## Dataset extract
========
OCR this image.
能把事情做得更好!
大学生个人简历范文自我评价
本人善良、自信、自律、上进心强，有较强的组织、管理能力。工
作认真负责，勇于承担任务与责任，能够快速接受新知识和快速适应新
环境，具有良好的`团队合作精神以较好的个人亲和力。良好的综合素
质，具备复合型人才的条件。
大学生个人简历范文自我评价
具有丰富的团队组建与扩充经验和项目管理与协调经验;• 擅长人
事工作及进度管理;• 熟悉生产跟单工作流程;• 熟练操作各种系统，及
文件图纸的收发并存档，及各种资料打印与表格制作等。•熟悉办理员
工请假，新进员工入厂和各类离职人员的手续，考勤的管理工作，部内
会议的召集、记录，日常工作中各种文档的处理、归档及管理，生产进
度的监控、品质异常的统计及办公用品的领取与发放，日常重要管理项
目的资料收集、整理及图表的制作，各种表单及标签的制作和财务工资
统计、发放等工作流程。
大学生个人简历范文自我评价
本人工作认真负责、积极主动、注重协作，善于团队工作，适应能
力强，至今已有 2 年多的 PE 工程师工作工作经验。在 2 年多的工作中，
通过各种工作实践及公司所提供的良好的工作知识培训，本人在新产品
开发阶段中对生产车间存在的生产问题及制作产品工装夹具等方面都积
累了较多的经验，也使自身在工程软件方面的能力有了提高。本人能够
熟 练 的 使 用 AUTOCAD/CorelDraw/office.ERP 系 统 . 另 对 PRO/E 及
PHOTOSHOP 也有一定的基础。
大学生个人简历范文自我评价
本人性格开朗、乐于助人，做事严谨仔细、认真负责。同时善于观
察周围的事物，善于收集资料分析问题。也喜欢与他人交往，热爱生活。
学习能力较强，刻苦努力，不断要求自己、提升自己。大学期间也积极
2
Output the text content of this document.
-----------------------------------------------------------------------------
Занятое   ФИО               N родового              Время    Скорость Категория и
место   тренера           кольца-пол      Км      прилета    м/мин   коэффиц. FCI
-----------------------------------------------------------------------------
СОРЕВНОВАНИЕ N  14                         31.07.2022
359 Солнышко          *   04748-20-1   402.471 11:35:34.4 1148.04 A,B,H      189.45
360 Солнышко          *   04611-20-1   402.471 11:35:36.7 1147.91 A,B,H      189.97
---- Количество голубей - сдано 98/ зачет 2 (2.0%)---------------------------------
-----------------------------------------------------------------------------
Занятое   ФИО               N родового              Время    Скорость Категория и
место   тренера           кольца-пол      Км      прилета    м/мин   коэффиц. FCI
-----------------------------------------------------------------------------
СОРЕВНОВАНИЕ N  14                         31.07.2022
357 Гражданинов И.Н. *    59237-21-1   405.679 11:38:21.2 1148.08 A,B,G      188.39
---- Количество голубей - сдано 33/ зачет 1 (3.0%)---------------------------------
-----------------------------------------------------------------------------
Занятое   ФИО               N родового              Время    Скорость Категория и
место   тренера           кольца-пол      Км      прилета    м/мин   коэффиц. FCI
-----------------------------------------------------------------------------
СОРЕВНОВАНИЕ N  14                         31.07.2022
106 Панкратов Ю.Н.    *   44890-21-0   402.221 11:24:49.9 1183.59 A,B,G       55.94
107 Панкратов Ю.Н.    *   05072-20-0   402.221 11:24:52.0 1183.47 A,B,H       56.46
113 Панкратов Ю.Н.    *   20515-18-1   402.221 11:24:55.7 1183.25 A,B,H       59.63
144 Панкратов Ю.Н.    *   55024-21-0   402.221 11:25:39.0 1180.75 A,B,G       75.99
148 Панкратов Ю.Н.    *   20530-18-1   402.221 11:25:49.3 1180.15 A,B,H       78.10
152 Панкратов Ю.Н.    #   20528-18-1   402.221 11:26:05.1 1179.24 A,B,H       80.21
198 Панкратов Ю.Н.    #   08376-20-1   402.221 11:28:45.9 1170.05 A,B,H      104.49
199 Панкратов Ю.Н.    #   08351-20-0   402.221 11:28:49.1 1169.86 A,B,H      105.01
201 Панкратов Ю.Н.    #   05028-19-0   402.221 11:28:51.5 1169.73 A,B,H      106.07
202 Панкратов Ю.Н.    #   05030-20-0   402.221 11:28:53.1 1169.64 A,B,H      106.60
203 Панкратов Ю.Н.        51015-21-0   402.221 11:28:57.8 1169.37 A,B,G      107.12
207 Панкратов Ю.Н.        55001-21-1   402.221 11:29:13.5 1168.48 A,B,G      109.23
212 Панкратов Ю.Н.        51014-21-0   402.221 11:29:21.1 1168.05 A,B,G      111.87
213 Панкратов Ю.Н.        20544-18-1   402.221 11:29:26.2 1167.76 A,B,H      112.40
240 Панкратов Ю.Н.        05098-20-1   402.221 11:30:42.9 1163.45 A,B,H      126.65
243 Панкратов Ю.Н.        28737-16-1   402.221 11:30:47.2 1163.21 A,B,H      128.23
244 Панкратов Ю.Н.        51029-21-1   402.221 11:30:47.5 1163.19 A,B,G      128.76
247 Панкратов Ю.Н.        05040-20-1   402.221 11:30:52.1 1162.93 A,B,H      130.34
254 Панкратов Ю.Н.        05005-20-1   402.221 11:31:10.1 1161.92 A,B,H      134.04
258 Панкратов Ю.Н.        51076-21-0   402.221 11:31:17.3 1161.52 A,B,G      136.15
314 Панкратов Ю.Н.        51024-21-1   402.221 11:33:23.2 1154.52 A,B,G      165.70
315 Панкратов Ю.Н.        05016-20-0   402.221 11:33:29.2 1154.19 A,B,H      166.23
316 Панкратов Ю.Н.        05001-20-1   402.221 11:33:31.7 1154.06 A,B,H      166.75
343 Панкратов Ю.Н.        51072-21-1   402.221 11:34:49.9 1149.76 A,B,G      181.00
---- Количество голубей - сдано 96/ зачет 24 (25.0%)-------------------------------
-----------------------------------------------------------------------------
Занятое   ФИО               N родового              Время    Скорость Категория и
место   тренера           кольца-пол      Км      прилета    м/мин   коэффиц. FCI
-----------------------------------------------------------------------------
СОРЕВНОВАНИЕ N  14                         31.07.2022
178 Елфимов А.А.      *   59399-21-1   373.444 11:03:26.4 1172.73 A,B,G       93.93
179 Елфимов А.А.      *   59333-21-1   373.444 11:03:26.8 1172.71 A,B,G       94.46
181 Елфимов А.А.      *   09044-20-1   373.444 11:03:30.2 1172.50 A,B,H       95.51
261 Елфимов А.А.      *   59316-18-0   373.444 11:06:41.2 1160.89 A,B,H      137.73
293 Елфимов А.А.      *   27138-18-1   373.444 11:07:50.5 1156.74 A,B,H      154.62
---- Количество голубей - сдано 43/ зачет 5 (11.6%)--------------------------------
========
## Exercise goal
Retype every record above exactly as written.

## Task output
OCR this image.
能把事情做得更好!
大学生个人简历范文自我评价
本人善良、自信、自律、上进心强，有较强的组织、管理能力。工
作认真负责，勇于承担任务与责任，能够快速接受新知识和快速适应新
环境，具有良好的`团队合作精神以较好的个人亲和力。良好的综合素
质，具备复合型人才的条件。
大学生个人简历范文自我评价
具有丰富的团队组建与扩充经验和项目管理与协调经验;• 擅长人
事工作及进度管理;• 熟悉生产跟单工作流程;• 熟练操作各种系统，及
文件图纸的收发并存档，及各种资料打印与表格制作等。•熟悉办理员
工请假，新进员工入厂和各类离职人员的手续，考勤的管理工作，部内
会议的召集、记录，日常工作中各种文档的处理、归档及管理，生产进
度的监控、品质异常的统计及办公用品的领取与发放，日常重要管理项
目的资料收集、整理及图表的制作，各种表单及标签的制作和财务工资
统计、发放等工作流程。
大学生个人简历范文自我评价
本人工作认真负责、积极主动、注重协作，善于团队工作，适应能
力强，至今已有 2 年多的 PE 工程师工作工作经验。在 2 年多的工作中，
通过各种工作实践及公司所提供的良好的工作知识培训，本人在新产品
开发阶段中对生产车间存在的生产问题及制作产品工装夹具等方面都积
累了较多的经验，也使自身在工程软件方面的能力有了提高。本人能够
熟 练 的 使 用 AUTOCAD/CorelDraw/office.ERP 系 统 . 另 对 PRO/E 及
PHOTOSHOP 也有一定的基础。
大学生个人简历范文自我评价
本人性格开朗、乐于助人，做事严谨仔细、认真负责。同时善于观
察周围的事物，善于收集资料分析问题。也喜欢与他人交往，热爱生活。
学习能力较强，刻苦努力，不断要求自己、提升自己。大学期间也积极
2
Output the text content of this document.
-----------------------------------------------------------------------------
Занятое   ФИО               N родового              Время    Скорость Категория и
место   тренера           кольца-пол      Км      прилета    м/мин   коэффиц. FCI
-----------------------------------------------------------------------------
СОРЕВНОВАНИЕ N  14                         31.07.2022
359 Солнышко          *   04748-20-1   402.471 11:35:34.4 1148.04 A,B,H      189.45
360 Солнышко          *   04611-20-1   402.471 11:35:36.7 1147.91 A,B,H      189.97
---- Количество голубей - сдано 98/ зачет 2 (2.0%)---------------------------------
-----------------------------------------------------------------------------
Занятое   ФИО               N родового              Время    Скорость Категория и
место   тренера           кольца-пол      Км      прилета    м/мин   коэффиц. FCI
-----------------------------------------------------------------------------
СОРЕВНОВАНИЕ N  14                         31.07.2022
357 Гражданинов И.Н. *    59237-21-1   405.679 11:38:21.2 1148.08 A,B,G      188.39
---- Количество голубей - сдано 33/ зачет 1 (3.0%)---------------------------------
-----------------------------------------------------------------------------
Занятое   ФИО               N родового              Время    Скорость Категория и
место   тренера           кольца-пол      Км      прилета    м/мин   коэффиц. FCI
-----------------------------------------------------------------------------
СОРЕВНОВАНИЕ N  14                         31.07.2022
106 Панкратов Ю.Н.    *   44890-21-0   402.221 11:24:49.9 1183.59 A,B,G       55.94
107 Панкратов Ю.Н.    *   05072-20-0   402.221 11:24:52.0 1183.47 A,B,H       56.46
113 Панкратов Ю.Н.    *   20515-18-1   402.221 11:24:55.7 1183.25 A,B,H       59.63
144 Панкратов Ю.Н.    *   55024-21-0   402.221 11:25:39.0 1180.75 A,B,G       75.99
148 Панкратов Ю.Н.    *   20530-18-1   402.221 11:25:49.3 1180.15 A,B,H       78.10
152 Панкратов Ю.Н.    #   20528-18-1   402.221 11:26:05.1 1179.24 A,B,H       80.21
198 Панкратов Ю.Н.    #   08376-20-1   402.221 11:28:45.9 1170.05 A,B,H      104.49
199 Панкратов Ю.Н.    #   08351-20-0   402.221 11:28:49.1 1169.86 A,B,H      105.01
201 Панкратов Ю.Н.    #   05028-19-0   402.221 11:28:51.5 1169.73 A,B,H      106.07
202 Панкратов Ю.Н.    #   05030-20-0   402.221 11:28:53.1 1169.64 A,B,H      106.60
203 Панкратов Ю.Н.        51015-21-0   402.221 11:28:57.8 1169.37 A,B,G      107.12
207 Панкратов Ю.Н.        55001-21-1   402.221 11:29:13.5 1168.48 A,B,G      109.23
212 Панкратов Ю.Н.        51014-21-0   402.221 11:29:21.1 1168.05 A,B,G      111.87
213 Панкратов Ю.Н.        20544-18-1   402.221 11:29:26.2 1167.76 A,B,H      112.40
240 Панкратов Ю.Н.        05098-20-1   402.221 11:30:42.9 1163.45 A,B,H      126.65
243 Панкратов Ю.Н.        28737-16-1   402.221 11:30:47.2 1163.21 A,B,H      128.23
244 Панкратов Ю.Н.        51029-21-1   402.221 11:30:47.5 1163.19 A,B,G      128.76
247 Панкратов Ю.Н.        05040-20-1   402.221 11:30:52.1 1162.93 A,B,H      130.34
254 Панкратов Ю.Н.        05005-20-1   402.221 11:31:10.1 1161.92 A,B,H      134.04
258 Панкратов Ю.Н.        51076-21-0   402.221 11:31:17.3 1161.52 A,B,G      136.15
314 Панкратов Ю.Н.        51024-21-1   402.221 11:33:23.2 1154.52 A,B,G      165.70
315 Панкратов Ю.Н.        05016-20-0   402.221 11:33:29.2 1154.19 A,B,H      166.23
316 Панкратов Ю.Н.        05001-20-1   402.221 11:33:31.7 1154.06 A,B,H      166.75
343 Панкратов Ю.Н.        51072-21-1   402.221 11:34:49.9 1149.76 A,B,G      181.00
---- Количество голубей - сдано 96/ зачет 24 (25.0%)-------------------------------
-----------------------------------------------------------------------------
Занятое   ФИО               N родового              Время    Скорость Категория и
место   тренера           кольца-пол      Км      прилета    м/мин   коэффиц. FCI
-----------------------------------------------------------------------------
СОРЕВНОВАНИЕ N  14                         31.07.2022
178 Елфимов А.А.      *   59399-21-1   373.444 11:03:26.4 1172.73 A,B,G       93.93
179 Елфимов А.А.      *   59333-21-1   373.444 11:03:26.8 1172.71 A,B,G       94.46
181 Елфимов А.А.      *   09044-20-1   373.444 11:03:30.2 1172.50 A,B,H       95.51
261 Елфимов А.А.      *   59316-18-0   373.444 11:06:41.2 1160.89 A,B,H      137.73
293 Елфимов А.А.      *   27138-18-1   373.444 11:07:50.5 1156.74 A,B,H      154.62
---- Количество голубей - сдано 43/ зачет 5 (11.6%)--------------------------------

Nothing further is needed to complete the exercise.